Selected extract:
★ ★ ★ ★ ★ ★ ★

Overview (Lucene 9.11.1 core API)

Apache Lucene is a high-performance, full-featured text search engine library. Here's a simple example how to use Lucene for indexing and searching (using JUnit to check if the results are what we expect):

    Analyzer analyzer = new StandardAnalyzer();

    Path indexPath = Files.createTempDirectory("tempIndex");
    Directory directory = FSDirectory.open(indexPath);
    IndexWriterConfig config = new IndexWriterConfig(analyzer);
    IndexWriter iwriter = new IndexWriter(directory, config);
    Document doc = new Document();
    String text = "This is the text to be indexed.";
    doc.add(new Field("fieldname", text, TextField.TYPE_STORED));
    iwriter.addDocument(doc);
    iwriter.close();
    
    // Now search the index:
    DirectoryReader ireader = DirectoryReader.open(directory);
    IndexSearcher isearcher = new IndexSearcher(ireader);
    // Parse a simple query that searches for "text":
    QueryParser parser = new QueryParser("fieldname", analyzer);
    Query query = parser.parse("text");
    ScoreDoc[] hits = isearcher.search(query, 10).scoreDocs;
    assertEquals(1, hits.length);
    // Iterate through the results:
    StoredFields storedFields = isearcher.storedFields();
    for (int i = 0; i < hits.length; i++) {
      Document hitDoc = storedFields.document(hits[i].doc);
      assertEquals("This is the text to be indexed.", hitDoc.get("fieldname"));
    }
    ireader.close();
    directory.close();
    IOUtils.rm(indexPath);

The Lucene API is divided into several packages:

org.apache.lucene.analysis defines an abstract Analyzer API for converting text from a Reader into a TokenStream, an enumeration of token Attributes. A TokenStream can be composed by applying TokenFilters to the output of a Tokenizer. Tokenizers and TokenFilters are strung together and applied with an Analyzer. analysis-common provides a number of Analyzer implementations, including StopAnalyzer and the grammar-based StandardAnalyzer.
org.apache.lucene.codecs provides an abstraction over the encoding and decoding of the inverted index structure, as well as different implementations that can be chosen depending upon application needs.
org.apache.lucene.document provides a simple Document class. A Document is simply a set of named Fields, whose values may be strings or instances of Reader.
org.apache.lucene.index provides two primary classes: IndexWriter, which creates and adds documents to indices; and IndexReader, which accesses the data in the index.
org.apache.lucene.search provides data structures to represent queries (ie TermQuery for individual words, PhraseQuery for phrases, and BooleanQuery for boolean combinations of queries) and the IndexSearcher which turns queries into TopDocs. A number of QueryParsers are provided for producing query structures from strings or xml.

★ ★ ★ ★ ★ ★ ★

Extracted information:
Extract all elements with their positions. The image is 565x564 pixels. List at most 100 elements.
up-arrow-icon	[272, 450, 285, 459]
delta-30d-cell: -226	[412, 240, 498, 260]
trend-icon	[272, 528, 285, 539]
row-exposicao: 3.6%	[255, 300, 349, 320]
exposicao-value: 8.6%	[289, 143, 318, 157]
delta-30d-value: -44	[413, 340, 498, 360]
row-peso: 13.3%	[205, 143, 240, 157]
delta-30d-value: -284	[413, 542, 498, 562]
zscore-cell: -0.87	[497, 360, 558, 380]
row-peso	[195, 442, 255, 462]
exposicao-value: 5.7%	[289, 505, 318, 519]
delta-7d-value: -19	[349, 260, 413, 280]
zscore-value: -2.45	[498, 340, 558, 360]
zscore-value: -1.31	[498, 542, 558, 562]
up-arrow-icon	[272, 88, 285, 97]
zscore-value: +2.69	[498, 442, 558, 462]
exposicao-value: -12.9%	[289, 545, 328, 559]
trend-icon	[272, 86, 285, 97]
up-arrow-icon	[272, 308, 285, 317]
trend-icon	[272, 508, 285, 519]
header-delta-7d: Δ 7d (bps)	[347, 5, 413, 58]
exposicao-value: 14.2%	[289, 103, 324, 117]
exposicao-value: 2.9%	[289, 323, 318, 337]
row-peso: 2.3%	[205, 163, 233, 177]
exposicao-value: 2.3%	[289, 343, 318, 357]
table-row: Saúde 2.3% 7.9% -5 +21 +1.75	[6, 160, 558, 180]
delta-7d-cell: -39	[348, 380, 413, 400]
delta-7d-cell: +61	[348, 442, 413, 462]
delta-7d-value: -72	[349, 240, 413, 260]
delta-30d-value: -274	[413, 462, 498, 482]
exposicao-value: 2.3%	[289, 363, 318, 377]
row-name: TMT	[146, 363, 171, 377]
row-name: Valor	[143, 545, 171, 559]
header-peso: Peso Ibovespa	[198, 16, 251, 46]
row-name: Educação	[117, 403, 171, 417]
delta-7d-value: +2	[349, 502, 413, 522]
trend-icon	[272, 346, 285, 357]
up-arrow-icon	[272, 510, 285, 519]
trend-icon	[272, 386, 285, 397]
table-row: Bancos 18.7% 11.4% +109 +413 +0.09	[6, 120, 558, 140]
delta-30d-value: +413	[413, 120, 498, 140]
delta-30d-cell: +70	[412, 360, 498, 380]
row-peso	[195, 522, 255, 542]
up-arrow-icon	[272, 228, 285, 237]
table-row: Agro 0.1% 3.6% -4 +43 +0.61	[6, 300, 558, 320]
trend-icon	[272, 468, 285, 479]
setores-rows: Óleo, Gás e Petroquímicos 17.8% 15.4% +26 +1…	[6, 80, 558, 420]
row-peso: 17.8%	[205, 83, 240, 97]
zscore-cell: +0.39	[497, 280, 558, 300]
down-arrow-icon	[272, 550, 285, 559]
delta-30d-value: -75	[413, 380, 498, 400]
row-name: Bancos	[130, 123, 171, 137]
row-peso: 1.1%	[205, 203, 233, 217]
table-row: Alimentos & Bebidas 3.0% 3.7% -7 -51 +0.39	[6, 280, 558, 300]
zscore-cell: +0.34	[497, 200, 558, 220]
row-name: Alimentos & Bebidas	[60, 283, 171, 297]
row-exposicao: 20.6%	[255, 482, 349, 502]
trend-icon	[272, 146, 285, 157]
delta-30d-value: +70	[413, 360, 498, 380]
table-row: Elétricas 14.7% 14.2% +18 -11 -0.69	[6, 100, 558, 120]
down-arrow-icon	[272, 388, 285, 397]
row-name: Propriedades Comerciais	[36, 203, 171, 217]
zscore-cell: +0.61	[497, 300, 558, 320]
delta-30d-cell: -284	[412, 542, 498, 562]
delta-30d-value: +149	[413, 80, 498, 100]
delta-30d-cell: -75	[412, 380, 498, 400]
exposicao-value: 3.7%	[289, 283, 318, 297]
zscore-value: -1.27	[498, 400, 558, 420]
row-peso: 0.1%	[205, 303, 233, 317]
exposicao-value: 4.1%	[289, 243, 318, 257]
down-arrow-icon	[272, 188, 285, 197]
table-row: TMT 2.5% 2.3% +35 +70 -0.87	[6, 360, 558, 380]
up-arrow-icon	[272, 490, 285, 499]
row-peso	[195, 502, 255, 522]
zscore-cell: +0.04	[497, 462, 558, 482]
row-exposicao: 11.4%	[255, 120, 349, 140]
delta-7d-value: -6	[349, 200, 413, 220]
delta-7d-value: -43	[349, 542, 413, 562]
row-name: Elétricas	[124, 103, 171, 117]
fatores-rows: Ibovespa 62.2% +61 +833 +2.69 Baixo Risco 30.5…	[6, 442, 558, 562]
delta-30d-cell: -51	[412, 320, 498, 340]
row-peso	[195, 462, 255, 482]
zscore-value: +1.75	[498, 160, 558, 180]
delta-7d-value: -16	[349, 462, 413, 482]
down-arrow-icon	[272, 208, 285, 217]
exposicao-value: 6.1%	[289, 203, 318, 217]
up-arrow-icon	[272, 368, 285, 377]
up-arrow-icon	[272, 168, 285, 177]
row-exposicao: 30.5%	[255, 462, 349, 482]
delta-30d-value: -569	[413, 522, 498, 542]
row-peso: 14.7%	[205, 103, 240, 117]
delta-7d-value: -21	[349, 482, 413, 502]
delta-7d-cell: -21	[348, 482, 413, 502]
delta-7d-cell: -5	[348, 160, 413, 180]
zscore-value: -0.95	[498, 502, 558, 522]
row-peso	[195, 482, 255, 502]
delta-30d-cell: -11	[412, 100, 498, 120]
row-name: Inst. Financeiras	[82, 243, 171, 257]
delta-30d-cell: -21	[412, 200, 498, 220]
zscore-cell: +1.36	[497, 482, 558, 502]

★ ★ ★ ★ ★ ★ ★

Tasks and exercises:
1: In the Lucene API overview, which class does org.apache.lucene.index provide for creating documents and adding them to indices?
2: Rewrite the passage of the Lucene API overview starting at "org.apache.lucene.analysis defines an" and ending at "the grammar-based StandardAnalyzer.", swapping "StopAnalyzer" for "SimpleAnalyzer".

Expected results:
1: IndexWriter

2:
org.apache.lucene.analysis defines an abstract Analyzer API for converting text from a Reader into a TokenStream, an enumeration of token Attributes. A TokenStream can be composed by applying TokenFilters to the output of a Tokenizer. Tokenizers and TokenFilters are strung together and applied with an Analyzer. analysis-common provides a number of Analyzer implementations, including SimpleAnalyzer and the grammar-based StandardAnalyzer.